PROBLEM DETAILS — Take each line containing the word "năng" and copy it.

DATA FOR THIS TASK —
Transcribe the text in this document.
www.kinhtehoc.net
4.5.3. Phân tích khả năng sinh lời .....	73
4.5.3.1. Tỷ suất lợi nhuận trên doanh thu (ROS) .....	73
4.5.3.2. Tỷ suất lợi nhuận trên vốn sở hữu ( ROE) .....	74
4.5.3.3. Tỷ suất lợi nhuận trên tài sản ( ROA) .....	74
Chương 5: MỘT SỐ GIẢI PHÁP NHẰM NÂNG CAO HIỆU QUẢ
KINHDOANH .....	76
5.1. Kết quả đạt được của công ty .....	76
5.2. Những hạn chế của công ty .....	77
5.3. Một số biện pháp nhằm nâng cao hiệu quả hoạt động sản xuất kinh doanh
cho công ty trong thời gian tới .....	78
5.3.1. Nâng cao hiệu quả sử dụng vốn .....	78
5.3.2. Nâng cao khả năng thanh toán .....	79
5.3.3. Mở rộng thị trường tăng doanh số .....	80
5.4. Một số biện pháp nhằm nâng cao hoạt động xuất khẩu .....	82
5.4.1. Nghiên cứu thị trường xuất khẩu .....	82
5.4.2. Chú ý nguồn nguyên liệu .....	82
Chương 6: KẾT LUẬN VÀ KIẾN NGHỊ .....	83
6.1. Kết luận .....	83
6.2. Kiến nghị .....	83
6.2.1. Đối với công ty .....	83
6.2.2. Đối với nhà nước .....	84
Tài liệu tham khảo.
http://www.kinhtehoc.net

...

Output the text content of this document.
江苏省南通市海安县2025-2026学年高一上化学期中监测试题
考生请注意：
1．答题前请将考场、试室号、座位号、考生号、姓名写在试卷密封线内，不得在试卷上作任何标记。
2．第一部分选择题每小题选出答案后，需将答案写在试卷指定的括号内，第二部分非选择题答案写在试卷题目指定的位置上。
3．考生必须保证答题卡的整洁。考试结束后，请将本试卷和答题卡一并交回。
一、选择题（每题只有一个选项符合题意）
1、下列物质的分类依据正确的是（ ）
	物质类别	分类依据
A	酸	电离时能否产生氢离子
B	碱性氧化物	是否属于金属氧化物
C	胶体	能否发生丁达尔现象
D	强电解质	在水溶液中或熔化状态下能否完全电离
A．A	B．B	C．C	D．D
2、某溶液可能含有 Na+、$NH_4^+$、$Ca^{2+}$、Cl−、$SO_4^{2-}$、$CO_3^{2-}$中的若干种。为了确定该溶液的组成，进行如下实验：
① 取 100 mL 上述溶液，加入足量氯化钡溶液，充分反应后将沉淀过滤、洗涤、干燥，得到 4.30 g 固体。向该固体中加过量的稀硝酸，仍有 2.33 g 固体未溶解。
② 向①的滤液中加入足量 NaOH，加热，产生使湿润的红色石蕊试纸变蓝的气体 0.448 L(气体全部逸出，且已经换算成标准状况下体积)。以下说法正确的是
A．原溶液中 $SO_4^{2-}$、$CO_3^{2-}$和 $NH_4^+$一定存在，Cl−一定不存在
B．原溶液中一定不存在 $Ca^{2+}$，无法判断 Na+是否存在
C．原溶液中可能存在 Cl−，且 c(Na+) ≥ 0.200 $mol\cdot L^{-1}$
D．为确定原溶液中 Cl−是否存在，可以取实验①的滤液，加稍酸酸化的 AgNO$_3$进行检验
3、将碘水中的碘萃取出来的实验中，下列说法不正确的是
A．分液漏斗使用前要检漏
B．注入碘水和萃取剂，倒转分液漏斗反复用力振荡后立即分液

--

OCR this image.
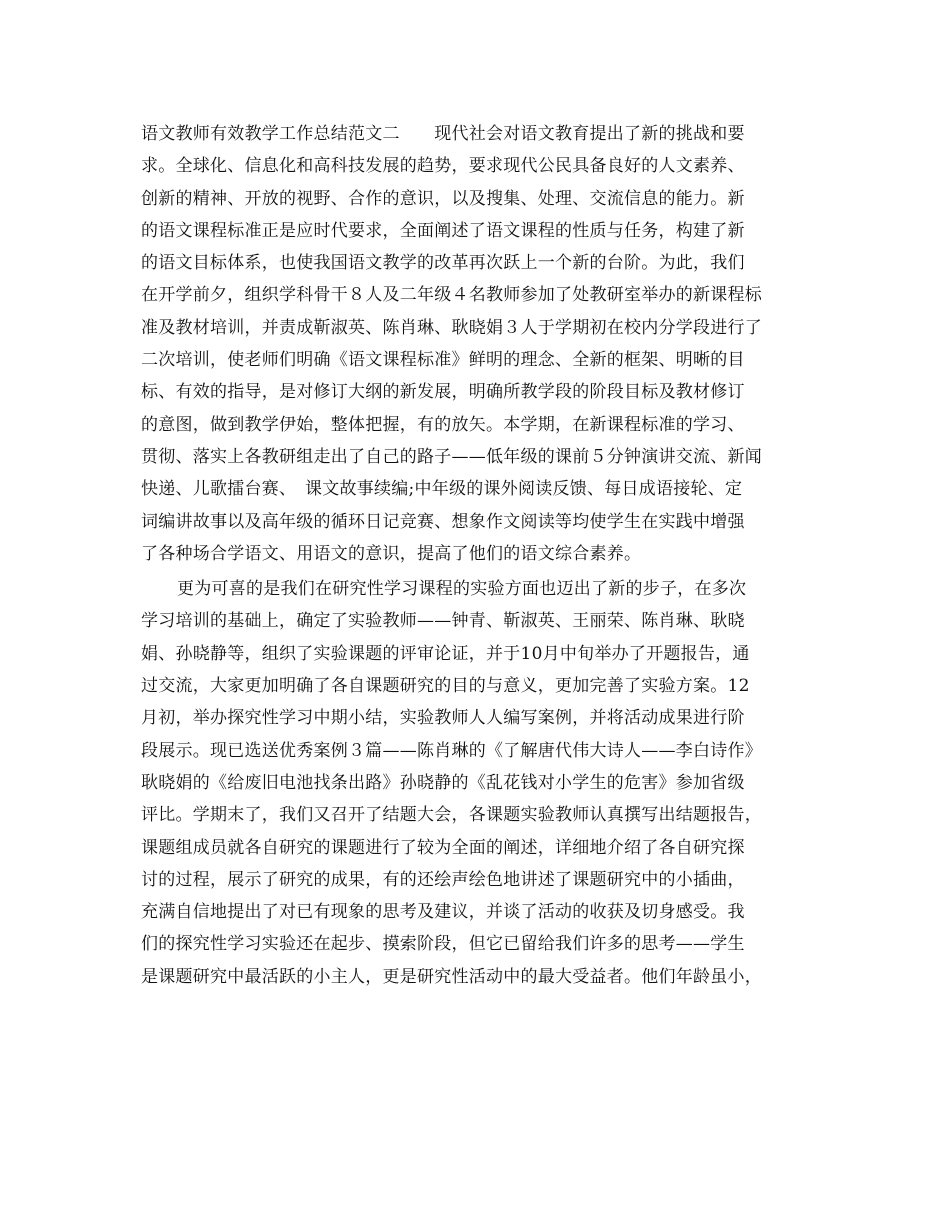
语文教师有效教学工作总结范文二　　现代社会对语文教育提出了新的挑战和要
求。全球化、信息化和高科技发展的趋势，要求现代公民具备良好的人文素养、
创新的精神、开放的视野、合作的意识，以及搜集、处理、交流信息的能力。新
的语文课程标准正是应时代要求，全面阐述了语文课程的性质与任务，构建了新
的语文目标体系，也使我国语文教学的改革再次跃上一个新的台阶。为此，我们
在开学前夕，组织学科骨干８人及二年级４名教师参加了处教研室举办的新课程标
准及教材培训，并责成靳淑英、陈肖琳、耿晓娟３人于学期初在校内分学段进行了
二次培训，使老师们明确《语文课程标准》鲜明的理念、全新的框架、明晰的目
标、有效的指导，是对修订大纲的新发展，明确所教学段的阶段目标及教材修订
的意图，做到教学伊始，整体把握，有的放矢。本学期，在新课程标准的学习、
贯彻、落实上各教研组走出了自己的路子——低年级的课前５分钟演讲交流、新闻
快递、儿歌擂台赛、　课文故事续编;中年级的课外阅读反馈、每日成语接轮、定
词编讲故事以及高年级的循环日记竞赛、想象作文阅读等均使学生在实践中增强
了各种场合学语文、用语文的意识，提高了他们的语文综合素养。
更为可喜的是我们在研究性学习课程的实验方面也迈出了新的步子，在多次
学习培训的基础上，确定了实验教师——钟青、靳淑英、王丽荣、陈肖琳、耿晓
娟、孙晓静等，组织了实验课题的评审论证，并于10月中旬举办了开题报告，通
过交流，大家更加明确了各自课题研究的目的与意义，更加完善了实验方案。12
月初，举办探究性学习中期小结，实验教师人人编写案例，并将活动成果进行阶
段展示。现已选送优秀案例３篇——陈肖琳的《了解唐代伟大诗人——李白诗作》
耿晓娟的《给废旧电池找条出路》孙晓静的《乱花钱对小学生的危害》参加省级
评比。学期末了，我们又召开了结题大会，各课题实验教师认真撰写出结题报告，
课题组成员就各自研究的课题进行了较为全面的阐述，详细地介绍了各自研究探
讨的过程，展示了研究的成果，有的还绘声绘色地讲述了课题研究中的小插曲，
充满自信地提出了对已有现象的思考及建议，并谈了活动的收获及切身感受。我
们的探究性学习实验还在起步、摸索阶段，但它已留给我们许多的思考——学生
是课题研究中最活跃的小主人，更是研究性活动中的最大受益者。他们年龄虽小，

OUTPUT FOR THIS EXERCISE —
4.5.3. Phân tích khả năng sinh lời .....	73
5.3.2. Nâng cao khả năng thanh toán .....	79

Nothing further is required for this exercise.